**** Task input ****
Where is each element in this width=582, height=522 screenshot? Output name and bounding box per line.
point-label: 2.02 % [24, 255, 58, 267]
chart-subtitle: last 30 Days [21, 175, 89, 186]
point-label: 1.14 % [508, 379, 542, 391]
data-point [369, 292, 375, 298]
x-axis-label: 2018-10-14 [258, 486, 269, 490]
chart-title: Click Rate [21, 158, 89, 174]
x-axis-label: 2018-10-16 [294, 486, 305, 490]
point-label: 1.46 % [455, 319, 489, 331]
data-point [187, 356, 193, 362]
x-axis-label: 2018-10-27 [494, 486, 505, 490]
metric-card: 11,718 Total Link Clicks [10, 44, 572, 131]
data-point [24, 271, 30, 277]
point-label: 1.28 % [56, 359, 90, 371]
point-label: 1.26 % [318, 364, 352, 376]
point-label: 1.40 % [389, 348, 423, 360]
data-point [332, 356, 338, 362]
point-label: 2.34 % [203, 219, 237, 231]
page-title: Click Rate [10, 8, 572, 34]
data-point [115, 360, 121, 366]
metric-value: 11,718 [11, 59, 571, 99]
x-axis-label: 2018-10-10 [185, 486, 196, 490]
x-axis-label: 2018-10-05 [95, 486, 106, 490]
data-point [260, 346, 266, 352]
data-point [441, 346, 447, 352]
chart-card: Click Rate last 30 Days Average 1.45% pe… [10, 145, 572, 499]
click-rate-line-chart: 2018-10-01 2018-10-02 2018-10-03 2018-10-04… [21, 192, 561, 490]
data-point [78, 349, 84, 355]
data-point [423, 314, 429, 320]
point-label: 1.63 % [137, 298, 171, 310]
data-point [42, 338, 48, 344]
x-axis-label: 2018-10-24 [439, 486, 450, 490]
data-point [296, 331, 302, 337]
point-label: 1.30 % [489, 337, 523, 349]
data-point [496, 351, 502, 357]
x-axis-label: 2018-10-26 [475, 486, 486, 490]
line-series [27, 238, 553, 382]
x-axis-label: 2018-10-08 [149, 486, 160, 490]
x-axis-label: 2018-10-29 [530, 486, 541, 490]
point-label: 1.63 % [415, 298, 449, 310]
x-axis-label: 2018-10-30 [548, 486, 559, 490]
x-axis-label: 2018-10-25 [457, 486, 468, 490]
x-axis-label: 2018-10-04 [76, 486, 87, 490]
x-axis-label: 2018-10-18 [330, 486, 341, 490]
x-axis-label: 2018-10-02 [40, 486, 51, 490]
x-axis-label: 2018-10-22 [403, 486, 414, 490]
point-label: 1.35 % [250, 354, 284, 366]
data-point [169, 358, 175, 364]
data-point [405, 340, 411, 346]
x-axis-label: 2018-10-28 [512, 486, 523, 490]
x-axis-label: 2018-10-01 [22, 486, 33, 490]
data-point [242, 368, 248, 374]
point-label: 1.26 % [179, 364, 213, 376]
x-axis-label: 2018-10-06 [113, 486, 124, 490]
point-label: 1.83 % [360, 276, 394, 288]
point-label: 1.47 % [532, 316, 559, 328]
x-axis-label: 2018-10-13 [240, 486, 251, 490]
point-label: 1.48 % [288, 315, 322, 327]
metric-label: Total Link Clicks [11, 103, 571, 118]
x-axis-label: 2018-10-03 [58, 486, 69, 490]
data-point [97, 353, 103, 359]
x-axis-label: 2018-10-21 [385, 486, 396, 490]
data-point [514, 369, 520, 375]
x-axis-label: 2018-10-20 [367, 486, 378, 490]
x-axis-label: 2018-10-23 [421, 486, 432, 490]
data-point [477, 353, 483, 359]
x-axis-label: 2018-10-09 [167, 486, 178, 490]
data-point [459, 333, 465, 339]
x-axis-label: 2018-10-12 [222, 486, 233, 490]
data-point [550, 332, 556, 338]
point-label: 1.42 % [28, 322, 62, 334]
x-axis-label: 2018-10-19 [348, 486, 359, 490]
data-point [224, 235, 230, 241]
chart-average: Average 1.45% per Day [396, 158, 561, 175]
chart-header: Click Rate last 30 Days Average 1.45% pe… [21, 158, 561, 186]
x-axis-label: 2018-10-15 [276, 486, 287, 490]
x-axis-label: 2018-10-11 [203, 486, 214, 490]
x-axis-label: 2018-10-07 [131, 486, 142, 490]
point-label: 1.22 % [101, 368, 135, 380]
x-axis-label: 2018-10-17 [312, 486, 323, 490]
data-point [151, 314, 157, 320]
****
Description of the task: Repeat the listing above word for word, from its first line up to and including the line with "x-axis-label: 2018-10-06 [113, 486, 124, 490]".

Output of the task:
Where is each element in this width=582, height=522 screenshot? Output name and bounding box per line.
point-label: 2.02 % [24, 255, 58, 267]
chart-subtitle: last 30 Days [21, 175, 89, 186]
point-label: 1.14 % [508, 379, 542, 391]
data-point [369, 292, 375, 298]
x-axis-label: 2018-10-14 [258, 486, 269, 490]
chart-title: Click Rate [21, 158, 89, 174]
x-axis-label: 2018-10-16 [294, 486, 305, 490]
point-label: 1.46 % [455, 319, 489, 331]
data-point [187, 356, 193, 362]
x-axis-label: 2018-10-27 [494, 486, 505, 490]
metric-card: 11,718 Total Link Clicks [10, 44, 572, 131]
data-point [24, 271, 30, 277]
point-label: 1.28 % [56, 359, 90, 371]
point-label: 1.26 % [318, 364, 352, 376]
point-label: 1.40 % [389, 348, 423, 360]
data-point [332, 356, 338, 362]
point-label: 2.34 % [203, 219, 237, 231]
page-title: Click Rate [10, 8, 572, 34]
data-point [115, 360, 121, 366]
metric-value: 11,718 [11, 59, 571, 99]
x-axis-label: 2018-10-10 [185, 486, 196, 490]
x-axis-label: 2018-10-05 [95, 486, 106, 490]
data-point [260, 346, 266, 352]
data-point [441, 346, 447, 352]
chart-card: Click Rate last 30 Days Average 1.45% pe… [10, 145, 572, 499]
click-rate-line-chart: 2018-10-01 2018-10-02 2018-10-03 2018-10-04… [21, 192, 561, 490]
data-point [78, 349, 84, 355]
data-point [423, 314, 429, 320]
point-label: 1.63 % [137, 298, 171, 310]
data-point [42, 338, 48, 344]
x-axis-label: 2018-10-24 [439, 486, 450, 490]
data-point [296, 331, 302, 337]
point-label: 1.30 % [489, 337, 523, 349]
data-point [496, 351, 502, 357]
x-axis-label: 2018-10-26 [475, 486, 486, 490]
line-series [27, 238, 553, 382]
x-axis-label: 2018-10-08 [149, 486, 160, 490]
x-axis-label: 2018-10-29 [530, 486, 541, 490]
point-label: 1.63 % [415, 298, 449, 310]
x-axis-label: 2018-10-30 [548, 486, 559, 490]
x-axis-label: 2018-10-25 [457, 486, 468, 490]
x-axis-label: 2018-10-04 [76, 486, 87, 490]
x-axis-label: 2018-10-18 [330, 486, 341, 490]
x-axis-label: 2018-10-02 [40, 486, 51, 490]
x-axis-label: 2018-10-22 [403, 486, 414, 490]
point-label: 1.35 % [250, 354, 284, 366]
data-point [169, 358, 175, 364]
data-point [405, 340, 411, 346]
x-axis-label: 2018-10-28 [512, 486, 523, 490]
x-axis-label: 2018-10-01 [22, 486, 33, 490]
data-point [242, 368, 248, 374]
point-label: 1.26 % [179, 364, 213, 376]
x-axis-label: 2018-10-06 [113, 486, 124, 490]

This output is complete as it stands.